*Task requirements:* Filter the records below for the word "không". Copy each line that holds it.

*Data provided:*
_ _ _ _
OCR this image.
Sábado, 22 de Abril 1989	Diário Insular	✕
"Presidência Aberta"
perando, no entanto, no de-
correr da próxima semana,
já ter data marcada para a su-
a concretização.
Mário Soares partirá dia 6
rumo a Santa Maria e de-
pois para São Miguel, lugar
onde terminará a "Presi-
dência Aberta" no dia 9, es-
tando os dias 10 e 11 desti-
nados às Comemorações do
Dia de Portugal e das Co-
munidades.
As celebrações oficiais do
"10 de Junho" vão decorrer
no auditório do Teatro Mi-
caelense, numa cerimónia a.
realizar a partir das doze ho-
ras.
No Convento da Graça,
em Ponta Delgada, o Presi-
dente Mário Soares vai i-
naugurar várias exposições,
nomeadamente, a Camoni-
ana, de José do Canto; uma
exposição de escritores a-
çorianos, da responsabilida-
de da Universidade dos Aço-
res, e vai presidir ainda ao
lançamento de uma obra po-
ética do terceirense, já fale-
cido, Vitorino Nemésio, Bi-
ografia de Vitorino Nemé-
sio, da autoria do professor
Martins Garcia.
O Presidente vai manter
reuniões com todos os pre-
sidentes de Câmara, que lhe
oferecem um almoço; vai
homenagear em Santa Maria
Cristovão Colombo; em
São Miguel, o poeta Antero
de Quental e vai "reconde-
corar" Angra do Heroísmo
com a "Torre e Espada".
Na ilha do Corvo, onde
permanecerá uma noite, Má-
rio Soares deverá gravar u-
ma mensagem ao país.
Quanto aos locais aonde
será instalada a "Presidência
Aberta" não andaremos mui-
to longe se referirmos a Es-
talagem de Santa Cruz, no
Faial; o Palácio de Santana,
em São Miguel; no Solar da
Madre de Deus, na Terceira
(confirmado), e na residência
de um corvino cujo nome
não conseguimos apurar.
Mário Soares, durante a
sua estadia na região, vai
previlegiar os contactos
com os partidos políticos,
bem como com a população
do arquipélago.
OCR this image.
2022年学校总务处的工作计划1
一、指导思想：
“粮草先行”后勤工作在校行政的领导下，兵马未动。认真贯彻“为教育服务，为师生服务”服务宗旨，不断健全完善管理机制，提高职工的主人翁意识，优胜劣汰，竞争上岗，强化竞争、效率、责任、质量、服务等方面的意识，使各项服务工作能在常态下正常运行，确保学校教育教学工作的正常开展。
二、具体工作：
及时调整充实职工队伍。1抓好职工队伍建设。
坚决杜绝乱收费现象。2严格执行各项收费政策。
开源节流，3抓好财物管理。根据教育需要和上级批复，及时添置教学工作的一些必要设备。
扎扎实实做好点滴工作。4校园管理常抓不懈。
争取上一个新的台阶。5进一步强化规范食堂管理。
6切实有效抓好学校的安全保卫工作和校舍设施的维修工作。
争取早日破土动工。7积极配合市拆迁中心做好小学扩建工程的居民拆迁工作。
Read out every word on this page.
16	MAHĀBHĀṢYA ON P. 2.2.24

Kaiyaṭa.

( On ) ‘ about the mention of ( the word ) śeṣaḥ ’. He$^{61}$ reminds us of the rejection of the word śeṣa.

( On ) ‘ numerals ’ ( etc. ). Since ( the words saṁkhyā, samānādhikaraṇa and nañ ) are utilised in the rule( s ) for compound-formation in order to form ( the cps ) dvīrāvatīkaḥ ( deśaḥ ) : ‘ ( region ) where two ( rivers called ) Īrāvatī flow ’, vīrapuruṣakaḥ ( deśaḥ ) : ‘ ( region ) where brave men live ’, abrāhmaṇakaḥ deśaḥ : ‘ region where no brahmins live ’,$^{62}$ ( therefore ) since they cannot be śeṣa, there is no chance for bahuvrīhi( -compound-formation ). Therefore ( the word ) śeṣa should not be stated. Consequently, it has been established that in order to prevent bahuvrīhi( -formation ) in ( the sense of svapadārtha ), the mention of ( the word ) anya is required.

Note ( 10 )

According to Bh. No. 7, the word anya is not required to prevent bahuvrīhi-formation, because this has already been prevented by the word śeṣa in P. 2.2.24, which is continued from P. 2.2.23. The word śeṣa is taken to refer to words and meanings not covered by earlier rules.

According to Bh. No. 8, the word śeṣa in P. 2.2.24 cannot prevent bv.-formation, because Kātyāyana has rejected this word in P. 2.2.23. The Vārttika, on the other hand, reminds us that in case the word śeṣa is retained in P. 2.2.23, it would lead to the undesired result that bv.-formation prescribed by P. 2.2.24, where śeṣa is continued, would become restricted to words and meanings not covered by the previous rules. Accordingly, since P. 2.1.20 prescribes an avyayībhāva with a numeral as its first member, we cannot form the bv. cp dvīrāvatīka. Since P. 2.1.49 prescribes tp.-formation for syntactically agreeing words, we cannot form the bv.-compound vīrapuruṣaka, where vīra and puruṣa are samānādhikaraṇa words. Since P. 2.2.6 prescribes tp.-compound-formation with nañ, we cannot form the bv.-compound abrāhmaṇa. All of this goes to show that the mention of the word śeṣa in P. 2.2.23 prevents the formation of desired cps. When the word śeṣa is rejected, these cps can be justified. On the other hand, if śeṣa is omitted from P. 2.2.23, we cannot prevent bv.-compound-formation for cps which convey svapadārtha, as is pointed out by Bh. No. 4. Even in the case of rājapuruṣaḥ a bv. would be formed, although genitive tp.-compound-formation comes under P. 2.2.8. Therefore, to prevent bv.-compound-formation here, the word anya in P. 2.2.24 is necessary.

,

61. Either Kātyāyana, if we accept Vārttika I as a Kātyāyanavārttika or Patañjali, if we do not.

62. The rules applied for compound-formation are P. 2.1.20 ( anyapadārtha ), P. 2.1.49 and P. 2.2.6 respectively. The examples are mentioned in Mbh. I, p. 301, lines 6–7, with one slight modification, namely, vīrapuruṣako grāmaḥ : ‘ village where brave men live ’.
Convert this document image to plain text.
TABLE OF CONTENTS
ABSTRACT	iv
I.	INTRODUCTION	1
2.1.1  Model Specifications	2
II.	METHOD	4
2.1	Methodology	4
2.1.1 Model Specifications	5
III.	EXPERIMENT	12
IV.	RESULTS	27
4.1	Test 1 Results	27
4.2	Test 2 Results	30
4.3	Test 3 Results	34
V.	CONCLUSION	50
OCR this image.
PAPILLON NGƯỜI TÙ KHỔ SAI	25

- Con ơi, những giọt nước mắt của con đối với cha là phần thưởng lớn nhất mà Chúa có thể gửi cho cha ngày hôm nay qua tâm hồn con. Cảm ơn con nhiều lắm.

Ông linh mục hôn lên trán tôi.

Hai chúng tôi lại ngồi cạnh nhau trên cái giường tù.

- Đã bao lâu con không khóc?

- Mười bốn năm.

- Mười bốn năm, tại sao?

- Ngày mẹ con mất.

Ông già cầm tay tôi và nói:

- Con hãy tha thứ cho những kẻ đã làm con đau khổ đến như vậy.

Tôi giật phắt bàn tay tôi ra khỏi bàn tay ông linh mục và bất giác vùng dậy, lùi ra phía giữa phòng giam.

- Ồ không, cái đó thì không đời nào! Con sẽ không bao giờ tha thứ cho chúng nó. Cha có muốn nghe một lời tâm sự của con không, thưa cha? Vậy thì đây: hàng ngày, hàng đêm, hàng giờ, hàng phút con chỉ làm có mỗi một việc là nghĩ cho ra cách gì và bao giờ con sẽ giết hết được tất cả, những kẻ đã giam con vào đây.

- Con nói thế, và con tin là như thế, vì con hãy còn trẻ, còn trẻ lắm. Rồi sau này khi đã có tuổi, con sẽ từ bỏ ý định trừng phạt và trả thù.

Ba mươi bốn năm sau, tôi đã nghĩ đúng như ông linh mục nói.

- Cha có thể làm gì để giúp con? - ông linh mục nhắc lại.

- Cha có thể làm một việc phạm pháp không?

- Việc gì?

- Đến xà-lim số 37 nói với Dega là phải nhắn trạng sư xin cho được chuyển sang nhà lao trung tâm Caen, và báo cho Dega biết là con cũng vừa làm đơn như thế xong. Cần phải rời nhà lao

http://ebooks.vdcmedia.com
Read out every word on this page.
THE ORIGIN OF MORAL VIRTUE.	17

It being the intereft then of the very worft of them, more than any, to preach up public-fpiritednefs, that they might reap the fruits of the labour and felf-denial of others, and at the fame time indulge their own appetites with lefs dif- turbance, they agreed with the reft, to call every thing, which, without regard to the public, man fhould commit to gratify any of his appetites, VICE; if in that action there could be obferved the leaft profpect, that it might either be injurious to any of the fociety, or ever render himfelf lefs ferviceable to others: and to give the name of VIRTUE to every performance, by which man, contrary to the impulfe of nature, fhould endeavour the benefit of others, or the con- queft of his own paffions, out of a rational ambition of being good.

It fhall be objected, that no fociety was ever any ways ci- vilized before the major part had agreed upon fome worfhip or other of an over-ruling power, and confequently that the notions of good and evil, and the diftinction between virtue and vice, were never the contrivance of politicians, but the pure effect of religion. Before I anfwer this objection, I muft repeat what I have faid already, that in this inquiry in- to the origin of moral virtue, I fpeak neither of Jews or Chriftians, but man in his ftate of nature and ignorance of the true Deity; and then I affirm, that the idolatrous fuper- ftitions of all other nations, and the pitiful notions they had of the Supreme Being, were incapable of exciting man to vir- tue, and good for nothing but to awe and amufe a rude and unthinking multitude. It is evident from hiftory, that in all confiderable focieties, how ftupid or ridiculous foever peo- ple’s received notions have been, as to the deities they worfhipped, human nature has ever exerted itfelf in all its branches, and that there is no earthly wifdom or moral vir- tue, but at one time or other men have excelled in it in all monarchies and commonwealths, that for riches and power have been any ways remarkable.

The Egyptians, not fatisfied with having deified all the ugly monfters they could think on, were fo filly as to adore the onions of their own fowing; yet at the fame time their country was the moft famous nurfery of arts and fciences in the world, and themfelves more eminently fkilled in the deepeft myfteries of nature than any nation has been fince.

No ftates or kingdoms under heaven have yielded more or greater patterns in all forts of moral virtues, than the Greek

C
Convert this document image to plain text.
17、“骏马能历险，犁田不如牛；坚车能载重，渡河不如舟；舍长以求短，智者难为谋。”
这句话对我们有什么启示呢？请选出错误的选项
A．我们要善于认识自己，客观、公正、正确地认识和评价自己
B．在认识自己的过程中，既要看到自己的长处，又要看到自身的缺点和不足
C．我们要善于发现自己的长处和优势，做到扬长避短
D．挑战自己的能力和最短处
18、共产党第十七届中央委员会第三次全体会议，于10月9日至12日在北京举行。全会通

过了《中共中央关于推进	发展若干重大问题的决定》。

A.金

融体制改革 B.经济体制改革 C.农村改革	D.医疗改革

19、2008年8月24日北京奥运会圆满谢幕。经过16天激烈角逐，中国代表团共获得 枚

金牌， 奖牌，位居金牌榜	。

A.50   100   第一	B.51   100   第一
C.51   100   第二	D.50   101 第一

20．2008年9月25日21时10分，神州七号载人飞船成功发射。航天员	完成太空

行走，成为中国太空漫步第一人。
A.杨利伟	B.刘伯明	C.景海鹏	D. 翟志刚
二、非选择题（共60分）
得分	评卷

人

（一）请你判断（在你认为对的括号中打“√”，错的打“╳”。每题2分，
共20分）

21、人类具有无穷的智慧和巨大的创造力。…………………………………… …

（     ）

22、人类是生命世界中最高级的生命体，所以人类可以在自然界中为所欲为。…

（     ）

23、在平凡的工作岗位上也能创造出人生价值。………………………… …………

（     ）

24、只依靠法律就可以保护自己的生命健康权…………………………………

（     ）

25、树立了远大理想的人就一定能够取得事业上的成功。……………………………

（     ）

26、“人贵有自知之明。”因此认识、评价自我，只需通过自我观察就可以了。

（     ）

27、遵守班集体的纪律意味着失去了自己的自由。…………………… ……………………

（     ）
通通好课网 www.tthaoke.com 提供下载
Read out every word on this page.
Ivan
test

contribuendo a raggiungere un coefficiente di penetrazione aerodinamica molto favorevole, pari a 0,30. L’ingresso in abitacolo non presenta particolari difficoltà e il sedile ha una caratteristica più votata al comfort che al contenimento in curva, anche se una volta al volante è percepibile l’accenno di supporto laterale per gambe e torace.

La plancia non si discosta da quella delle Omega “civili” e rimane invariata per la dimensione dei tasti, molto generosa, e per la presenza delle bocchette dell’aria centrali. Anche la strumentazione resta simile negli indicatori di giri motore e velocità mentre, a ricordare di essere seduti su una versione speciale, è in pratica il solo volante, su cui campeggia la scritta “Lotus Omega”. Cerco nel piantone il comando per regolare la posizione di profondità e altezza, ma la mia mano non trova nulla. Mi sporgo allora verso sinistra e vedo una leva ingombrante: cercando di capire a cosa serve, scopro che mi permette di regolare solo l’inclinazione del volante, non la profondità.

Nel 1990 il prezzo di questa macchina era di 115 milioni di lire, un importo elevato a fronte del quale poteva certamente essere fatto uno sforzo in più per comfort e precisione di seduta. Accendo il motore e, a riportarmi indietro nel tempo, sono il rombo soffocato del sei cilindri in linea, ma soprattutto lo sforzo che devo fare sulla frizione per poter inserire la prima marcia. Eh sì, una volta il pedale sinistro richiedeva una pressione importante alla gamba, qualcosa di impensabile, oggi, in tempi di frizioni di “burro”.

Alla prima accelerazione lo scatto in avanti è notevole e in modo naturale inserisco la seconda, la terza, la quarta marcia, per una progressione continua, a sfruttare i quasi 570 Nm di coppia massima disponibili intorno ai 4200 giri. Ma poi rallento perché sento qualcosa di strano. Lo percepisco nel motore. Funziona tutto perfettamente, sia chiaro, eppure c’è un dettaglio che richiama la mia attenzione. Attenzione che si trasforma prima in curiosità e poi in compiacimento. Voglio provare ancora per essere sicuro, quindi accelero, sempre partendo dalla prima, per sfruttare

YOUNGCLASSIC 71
_ _ _ _
*The completed task:*
- Đã bao lâu con không khóc?
- Ồ không, cái đó thì không đời nào! Con sẽ không bao giờ tha thứ cho chúng nó. Cha có muốn nghe một lời tâm sự của con không, thưa cha? Vậy thì đây: hàng ngày, hàng đêm, hàng giờ, hàng phút con chỉ làm có mỗi một việc là nghĩ cho ra cách gì và bao giờ con sẽ giết hết được tất cả, những kẻ đã giam con vào đây.
- Cha có thể làm một việc phạm pháp không?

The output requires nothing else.